**WRITTEN REQUEST**
From the entries that follow, extract each line holding the string "this".

**PROVIDED RECORDS**
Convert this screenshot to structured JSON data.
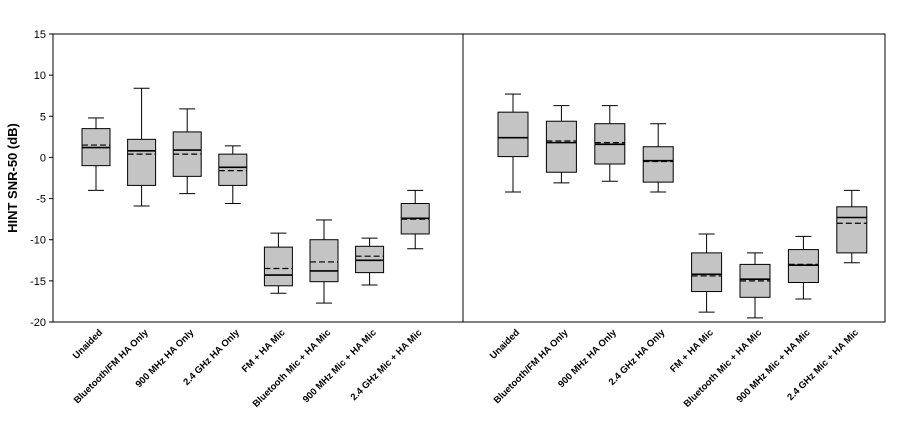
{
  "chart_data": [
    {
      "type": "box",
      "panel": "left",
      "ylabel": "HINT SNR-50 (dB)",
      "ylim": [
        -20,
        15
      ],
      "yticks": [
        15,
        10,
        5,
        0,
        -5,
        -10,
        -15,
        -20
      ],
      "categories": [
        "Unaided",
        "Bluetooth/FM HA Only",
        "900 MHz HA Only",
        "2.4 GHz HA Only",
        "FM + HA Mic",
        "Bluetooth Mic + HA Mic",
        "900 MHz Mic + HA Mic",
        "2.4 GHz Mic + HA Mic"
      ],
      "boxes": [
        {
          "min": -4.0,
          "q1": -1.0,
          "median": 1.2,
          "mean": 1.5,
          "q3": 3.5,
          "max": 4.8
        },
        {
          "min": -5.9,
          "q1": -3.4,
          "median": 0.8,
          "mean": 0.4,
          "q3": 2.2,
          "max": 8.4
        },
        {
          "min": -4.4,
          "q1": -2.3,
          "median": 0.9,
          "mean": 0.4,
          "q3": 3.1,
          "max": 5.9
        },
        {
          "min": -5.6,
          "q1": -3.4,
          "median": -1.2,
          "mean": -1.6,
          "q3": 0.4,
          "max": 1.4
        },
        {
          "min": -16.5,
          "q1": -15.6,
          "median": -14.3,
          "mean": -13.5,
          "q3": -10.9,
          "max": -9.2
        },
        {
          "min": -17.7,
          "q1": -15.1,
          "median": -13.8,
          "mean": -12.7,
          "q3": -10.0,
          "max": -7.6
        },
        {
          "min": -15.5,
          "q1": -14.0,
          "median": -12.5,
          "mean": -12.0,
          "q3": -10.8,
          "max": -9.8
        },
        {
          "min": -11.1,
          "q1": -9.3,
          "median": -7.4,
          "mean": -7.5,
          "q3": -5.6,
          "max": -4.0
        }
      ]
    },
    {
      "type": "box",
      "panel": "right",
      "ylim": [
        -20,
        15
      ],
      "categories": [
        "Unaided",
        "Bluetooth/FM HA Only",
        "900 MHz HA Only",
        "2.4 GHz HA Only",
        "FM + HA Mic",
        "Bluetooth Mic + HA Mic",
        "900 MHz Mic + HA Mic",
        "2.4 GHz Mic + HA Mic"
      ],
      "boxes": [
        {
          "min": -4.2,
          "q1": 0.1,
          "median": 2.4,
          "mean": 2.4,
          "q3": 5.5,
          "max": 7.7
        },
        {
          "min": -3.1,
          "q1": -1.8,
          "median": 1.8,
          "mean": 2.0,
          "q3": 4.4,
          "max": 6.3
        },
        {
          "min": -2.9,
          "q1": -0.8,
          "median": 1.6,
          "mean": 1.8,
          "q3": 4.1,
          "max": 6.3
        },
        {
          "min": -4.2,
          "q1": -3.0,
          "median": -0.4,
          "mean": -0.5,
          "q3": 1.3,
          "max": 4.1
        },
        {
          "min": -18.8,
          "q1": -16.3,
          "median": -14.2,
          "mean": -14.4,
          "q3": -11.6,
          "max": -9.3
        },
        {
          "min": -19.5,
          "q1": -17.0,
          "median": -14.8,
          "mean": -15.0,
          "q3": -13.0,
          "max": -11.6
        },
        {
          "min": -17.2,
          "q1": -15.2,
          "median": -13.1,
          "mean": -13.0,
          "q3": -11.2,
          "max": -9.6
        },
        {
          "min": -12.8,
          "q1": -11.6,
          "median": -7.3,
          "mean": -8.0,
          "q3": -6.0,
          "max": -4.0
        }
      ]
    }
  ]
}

...

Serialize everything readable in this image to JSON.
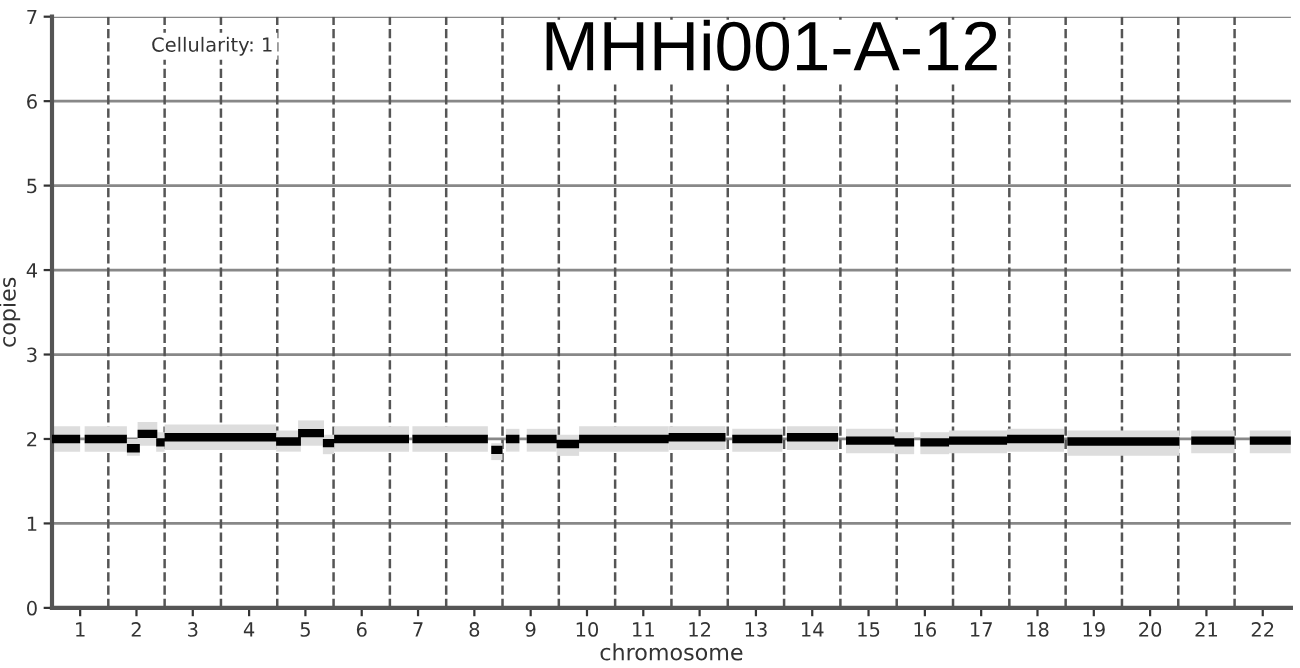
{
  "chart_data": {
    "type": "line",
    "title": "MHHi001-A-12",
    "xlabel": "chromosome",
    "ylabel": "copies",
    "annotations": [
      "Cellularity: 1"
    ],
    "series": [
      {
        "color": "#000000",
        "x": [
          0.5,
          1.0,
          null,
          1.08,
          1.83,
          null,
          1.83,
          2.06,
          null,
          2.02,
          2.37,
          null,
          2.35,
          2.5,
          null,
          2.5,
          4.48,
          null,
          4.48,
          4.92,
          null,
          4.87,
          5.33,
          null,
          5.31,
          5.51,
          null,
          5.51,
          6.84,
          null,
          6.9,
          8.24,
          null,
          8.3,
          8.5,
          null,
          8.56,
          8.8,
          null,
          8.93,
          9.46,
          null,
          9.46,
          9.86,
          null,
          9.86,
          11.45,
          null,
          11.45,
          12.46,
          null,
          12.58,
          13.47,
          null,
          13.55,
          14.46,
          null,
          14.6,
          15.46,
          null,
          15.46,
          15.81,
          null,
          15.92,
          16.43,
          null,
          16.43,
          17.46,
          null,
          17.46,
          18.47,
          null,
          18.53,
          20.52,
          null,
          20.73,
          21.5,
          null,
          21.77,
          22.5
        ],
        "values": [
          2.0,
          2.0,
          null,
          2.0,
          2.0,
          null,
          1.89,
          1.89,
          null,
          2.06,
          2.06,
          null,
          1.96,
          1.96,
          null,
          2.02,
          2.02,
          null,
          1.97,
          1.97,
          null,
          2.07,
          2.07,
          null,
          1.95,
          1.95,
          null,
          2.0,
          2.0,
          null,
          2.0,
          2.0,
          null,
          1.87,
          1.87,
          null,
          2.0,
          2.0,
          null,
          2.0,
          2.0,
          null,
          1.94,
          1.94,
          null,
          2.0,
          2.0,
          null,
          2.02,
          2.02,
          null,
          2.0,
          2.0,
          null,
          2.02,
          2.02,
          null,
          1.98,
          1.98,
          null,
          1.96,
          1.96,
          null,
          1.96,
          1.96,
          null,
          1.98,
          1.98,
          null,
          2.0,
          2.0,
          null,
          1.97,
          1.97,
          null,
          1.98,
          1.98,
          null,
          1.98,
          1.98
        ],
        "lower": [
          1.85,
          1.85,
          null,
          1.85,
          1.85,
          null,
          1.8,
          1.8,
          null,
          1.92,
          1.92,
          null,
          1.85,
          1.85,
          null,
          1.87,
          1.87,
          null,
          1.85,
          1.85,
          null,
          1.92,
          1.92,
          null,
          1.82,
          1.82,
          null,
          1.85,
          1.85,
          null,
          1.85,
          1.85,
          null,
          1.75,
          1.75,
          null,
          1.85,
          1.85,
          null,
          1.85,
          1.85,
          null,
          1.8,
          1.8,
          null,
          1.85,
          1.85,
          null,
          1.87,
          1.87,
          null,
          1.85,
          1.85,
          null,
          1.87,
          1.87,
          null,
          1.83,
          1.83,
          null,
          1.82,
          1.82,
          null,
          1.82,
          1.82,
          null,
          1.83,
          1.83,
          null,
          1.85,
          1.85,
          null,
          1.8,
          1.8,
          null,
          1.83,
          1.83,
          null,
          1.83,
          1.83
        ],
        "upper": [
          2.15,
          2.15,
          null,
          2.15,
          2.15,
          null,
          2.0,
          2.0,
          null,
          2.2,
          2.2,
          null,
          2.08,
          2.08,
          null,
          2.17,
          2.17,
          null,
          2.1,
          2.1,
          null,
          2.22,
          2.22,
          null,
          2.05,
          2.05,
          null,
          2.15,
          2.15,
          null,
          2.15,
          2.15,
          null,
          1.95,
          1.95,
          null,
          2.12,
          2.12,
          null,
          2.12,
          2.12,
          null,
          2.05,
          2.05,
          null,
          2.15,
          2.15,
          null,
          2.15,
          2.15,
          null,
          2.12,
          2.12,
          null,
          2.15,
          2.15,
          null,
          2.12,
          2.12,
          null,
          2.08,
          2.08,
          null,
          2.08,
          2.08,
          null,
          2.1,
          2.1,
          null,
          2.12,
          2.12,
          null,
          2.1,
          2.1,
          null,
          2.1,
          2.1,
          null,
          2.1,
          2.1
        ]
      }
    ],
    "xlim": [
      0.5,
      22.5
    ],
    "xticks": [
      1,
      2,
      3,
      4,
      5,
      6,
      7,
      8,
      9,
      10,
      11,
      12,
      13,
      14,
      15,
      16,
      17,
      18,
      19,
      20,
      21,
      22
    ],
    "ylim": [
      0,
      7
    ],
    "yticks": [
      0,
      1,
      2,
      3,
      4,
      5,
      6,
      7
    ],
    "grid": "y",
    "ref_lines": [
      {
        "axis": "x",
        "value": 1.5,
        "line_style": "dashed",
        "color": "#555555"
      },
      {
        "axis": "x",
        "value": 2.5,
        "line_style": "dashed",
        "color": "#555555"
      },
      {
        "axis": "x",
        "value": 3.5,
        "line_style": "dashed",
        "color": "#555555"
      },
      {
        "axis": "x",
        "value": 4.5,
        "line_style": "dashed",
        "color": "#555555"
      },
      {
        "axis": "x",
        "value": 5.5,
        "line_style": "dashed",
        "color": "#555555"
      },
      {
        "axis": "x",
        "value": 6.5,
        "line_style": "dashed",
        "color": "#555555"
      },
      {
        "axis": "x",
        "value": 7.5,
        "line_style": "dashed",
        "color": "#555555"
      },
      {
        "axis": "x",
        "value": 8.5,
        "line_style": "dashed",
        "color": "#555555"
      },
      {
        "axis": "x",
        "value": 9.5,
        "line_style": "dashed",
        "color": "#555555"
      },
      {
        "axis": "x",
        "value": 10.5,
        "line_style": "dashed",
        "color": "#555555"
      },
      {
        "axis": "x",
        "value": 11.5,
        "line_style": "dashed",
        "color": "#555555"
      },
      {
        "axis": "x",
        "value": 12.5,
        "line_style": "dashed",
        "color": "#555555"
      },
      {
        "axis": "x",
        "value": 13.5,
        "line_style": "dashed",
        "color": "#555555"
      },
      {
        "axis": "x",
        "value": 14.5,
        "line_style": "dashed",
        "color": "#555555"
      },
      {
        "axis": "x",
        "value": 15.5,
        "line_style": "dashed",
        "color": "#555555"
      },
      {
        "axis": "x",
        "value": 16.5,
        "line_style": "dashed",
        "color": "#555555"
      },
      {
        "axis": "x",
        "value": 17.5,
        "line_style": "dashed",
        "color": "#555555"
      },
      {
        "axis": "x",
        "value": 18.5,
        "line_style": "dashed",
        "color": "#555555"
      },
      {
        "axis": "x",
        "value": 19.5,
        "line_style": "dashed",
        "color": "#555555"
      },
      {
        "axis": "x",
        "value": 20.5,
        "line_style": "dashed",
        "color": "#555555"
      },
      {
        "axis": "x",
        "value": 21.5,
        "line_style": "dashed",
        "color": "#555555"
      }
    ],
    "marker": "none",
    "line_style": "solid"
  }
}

**RESULT OF THE TASK**
Convert this screenshot to structured JSON data.
Serialize everything readable in this image to JSON.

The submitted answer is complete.